Check each line of the records below for the word "контролируемом" and copy those where it appears.

#### SUPPLIED INFORMATION
------------------------------------------------

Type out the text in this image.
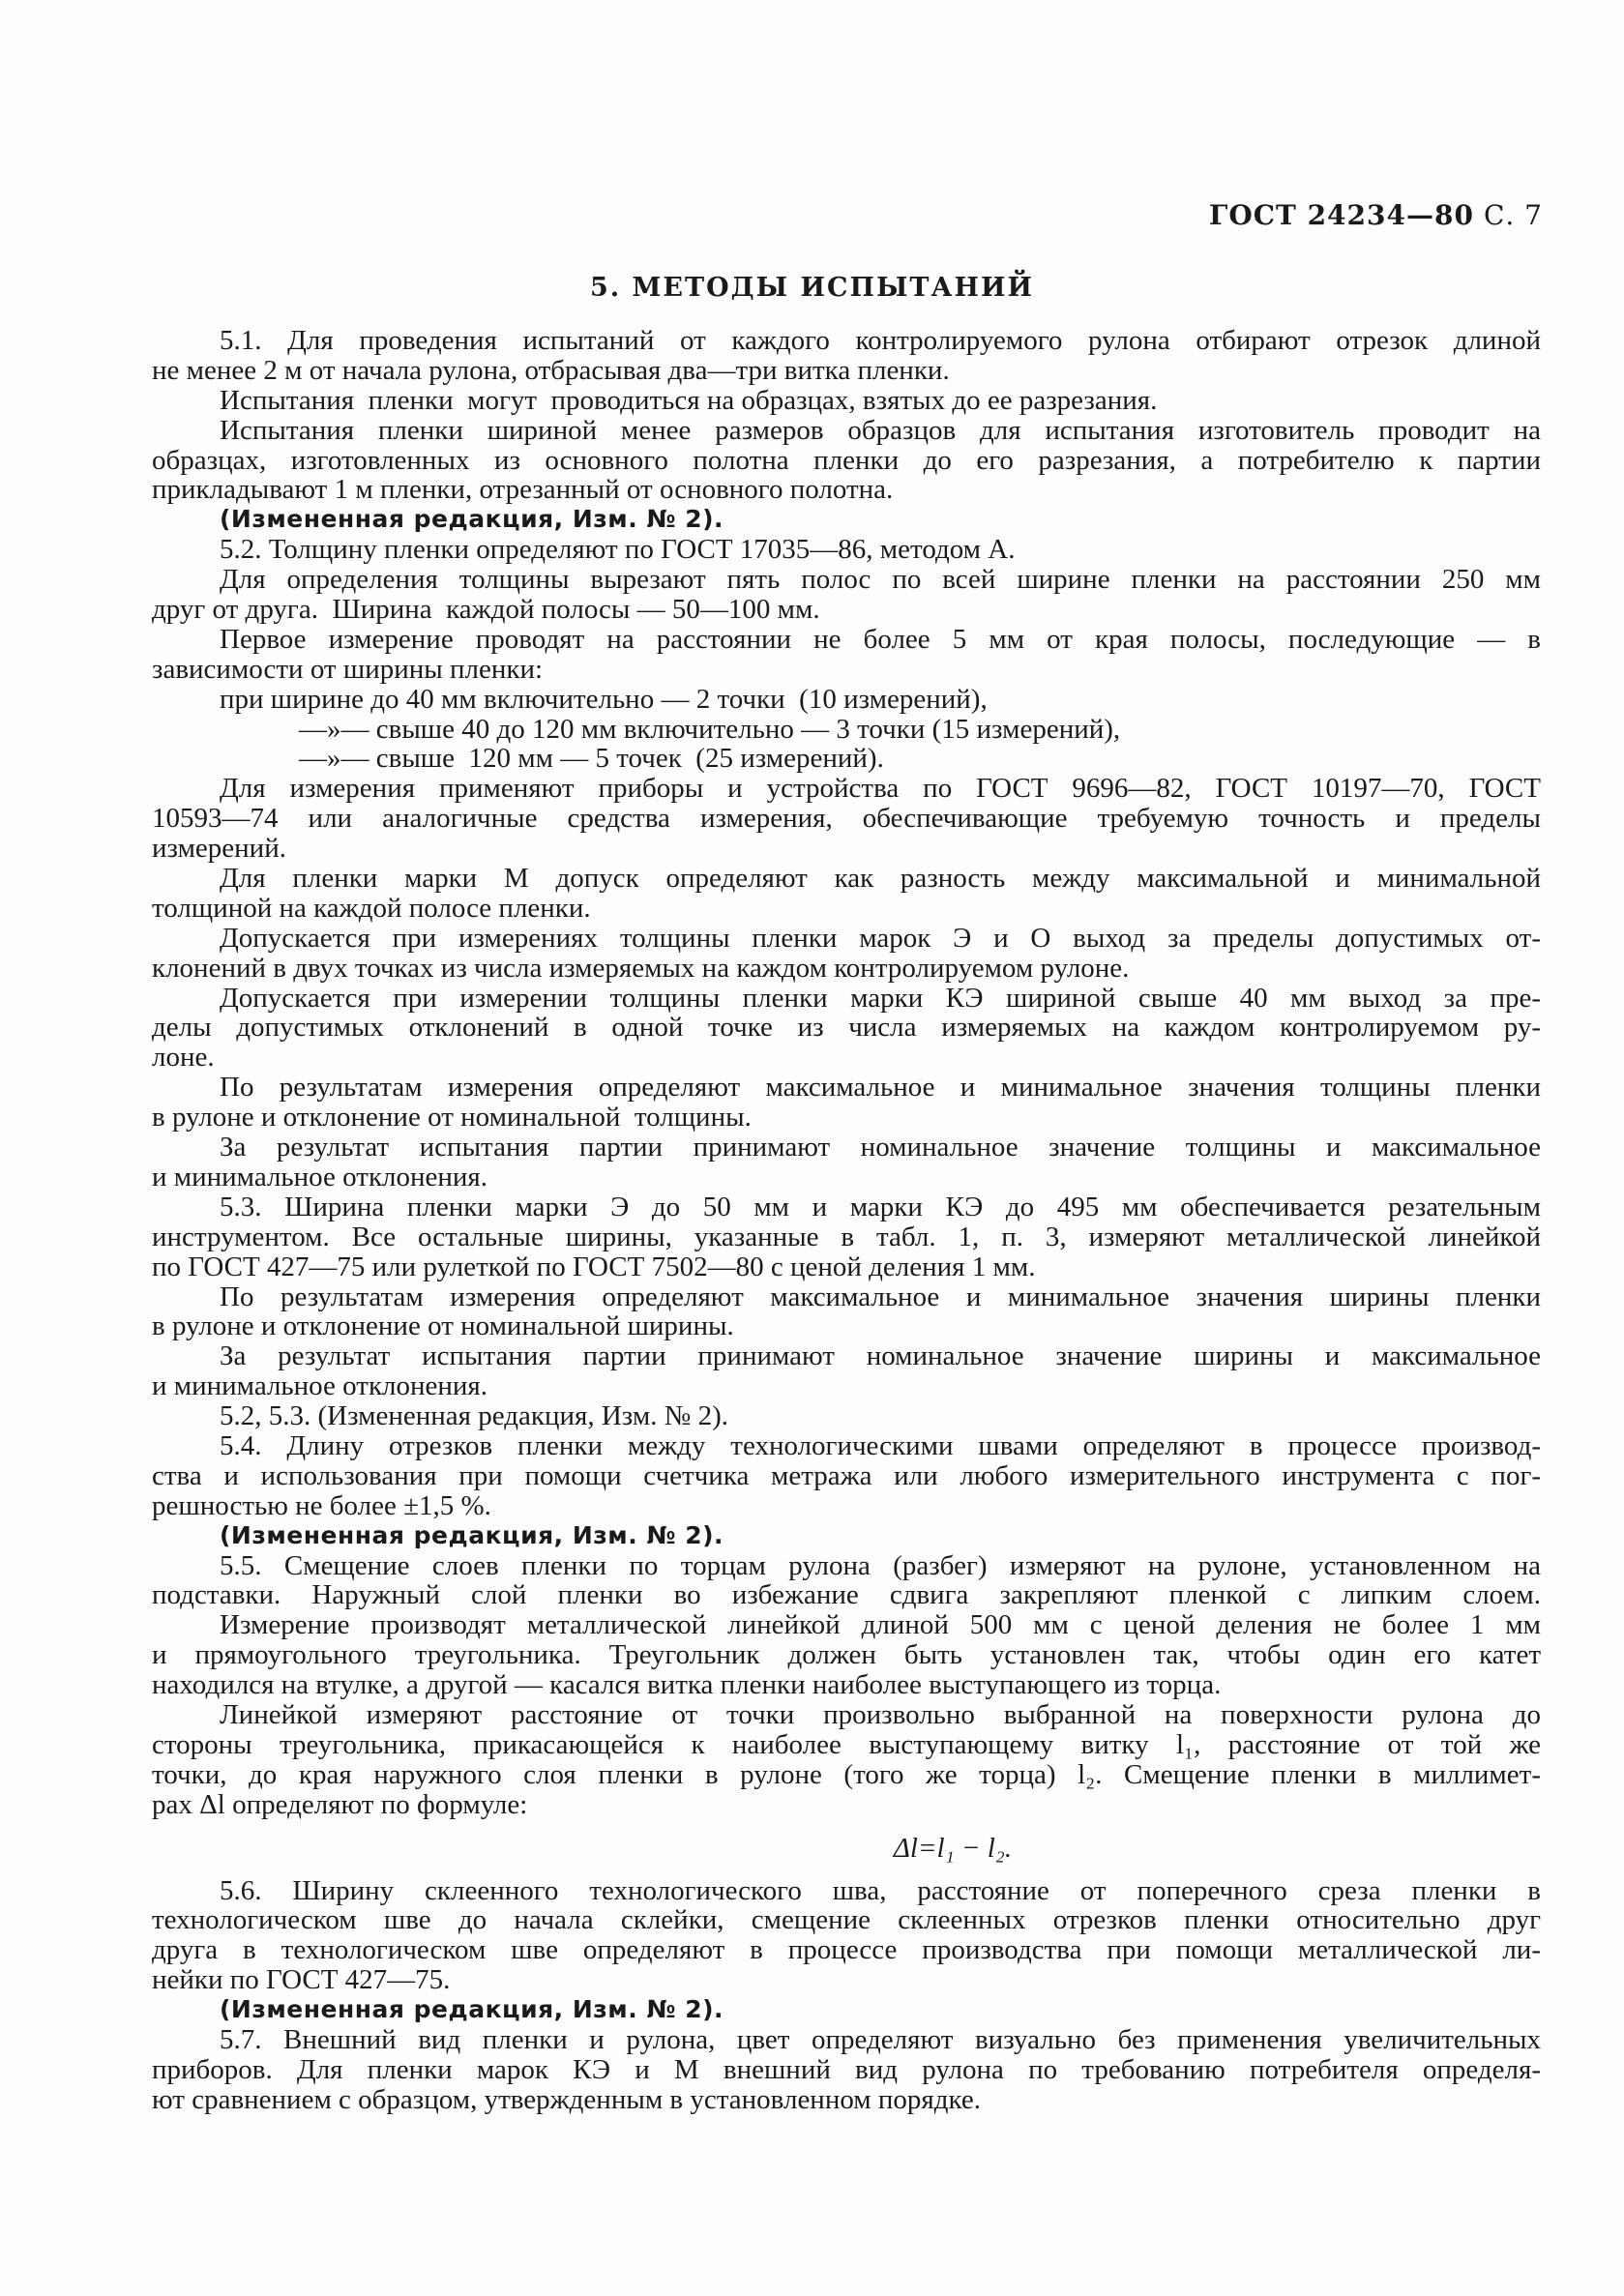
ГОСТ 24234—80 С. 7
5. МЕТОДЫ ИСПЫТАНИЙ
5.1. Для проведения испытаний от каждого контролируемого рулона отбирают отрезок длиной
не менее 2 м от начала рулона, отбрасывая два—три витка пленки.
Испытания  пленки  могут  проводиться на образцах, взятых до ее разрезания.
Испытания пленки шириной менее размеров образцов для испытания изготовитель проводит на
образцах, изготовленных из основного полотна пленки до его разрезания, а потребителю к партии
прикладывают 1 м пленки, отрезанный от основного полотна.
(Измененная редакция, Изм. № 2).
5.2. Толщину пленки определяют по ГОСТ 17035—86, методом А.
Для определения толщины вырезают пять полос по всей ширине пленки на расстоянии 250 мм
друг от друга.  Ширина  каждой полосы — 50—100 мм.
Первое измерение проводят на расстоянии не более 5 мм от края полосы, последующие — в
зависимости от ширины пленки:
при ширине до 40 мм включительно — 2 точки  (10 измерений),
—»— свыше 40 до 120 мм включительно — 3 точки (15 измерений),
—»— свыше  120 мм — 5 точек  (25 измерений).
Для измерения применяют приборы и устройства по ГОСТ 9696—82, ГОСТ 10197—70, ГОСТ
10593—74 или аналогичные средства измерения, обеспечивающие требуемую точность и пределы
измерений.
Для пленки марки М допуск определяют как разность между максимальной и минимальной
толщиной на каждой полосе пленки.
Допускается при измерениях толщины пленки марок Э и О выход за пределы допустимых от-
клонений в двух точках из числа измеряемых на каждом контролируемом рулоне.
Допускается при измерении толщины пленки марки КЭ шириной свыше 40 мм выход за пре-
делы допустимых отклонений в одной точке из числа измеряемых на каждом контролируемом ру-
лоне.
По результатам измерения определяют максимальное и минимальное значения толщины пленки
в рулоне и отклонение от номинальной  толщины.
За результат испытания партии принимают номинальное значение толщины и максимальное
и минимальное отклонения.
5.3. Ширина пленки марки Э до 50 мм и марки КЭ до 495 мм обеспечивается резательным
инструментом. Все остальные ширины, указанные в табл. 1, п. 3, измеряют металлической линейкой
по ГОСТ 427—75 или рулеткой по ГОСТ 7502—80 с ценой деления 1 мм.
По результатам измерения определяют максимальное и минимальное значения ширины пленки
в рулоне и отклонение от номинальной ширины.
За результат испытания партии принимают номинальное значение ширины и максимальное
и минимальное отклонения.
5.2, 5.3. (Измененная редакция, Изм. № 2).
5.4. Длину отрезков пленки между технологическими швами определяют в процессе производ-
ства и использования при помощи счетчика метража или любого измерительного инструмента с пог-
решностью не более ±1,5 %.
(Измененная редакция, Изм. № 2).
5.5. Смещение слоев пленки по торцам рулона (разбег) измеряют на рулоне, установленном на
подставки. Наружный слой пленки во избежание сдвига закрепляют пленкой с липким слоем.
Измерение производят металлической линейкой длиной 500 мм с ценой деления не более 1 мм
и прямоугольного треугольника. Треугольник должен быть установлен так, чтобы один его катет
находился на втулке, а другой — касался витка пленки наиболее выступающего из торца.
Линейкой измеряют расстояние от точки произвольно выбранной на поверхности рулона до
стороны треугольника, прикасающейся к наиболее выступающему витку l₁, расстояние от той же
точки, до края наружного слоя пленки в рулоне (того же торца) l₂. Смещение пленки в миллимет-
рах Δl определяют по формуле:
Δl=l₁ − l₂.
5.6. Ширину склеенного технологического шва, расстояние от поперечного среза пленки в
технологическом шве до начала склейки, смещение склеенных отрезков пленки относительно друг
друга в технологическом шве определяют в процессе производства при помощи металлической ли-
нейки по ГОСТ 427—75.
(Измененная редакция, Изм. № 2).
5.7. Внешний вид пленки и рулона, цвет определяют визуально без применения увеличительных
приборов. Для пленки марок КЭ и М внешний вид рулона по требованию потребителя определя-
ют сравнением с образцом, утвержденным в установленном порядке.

------------------------------------------------

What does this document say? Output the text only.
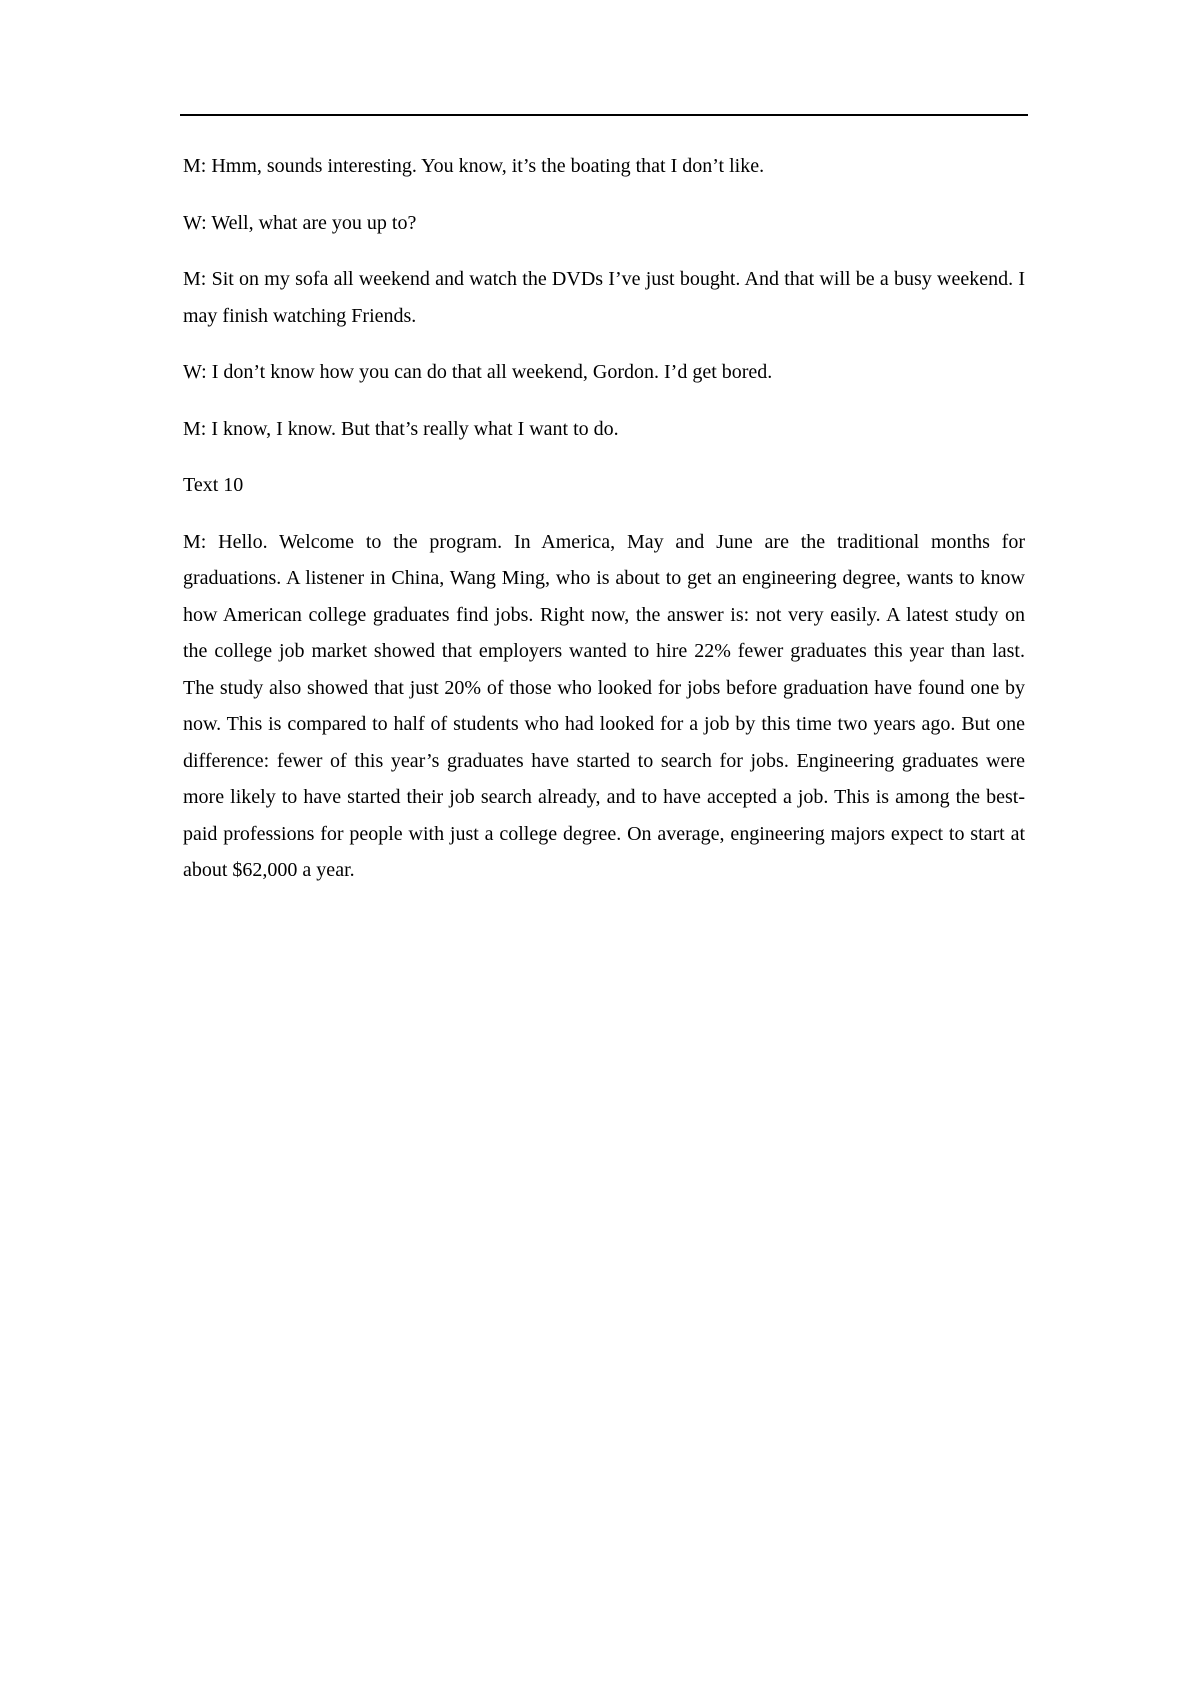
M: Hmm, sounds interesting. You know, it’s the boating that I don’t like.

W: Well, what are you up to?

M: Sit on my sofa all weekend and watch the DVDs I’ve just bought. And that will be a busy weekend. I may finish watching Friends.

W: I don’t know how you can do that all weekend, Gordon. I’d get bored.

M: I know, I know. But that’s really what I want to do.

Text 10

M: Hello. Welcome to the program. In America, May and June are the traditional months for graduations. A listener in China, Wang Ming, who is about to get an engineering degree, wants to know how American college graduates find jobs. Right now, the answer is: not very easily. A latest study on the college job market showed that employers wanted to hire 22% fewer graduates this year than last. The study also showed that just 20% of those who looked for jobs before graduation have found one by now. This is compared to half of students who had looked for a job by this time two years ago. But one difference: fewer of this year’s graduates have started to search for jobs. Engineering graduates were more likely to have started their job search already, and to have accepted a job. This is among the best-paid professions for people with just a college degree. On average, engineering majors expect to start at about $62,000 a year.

------------------------------------------------

#### EXERCISE SOLUTION
клонений в двух точках из числа измеряемых на каждом контролируемом рулоне.
делы допустимых отклонений в одной точке из числа измеряемых на каждом контролируемом ру-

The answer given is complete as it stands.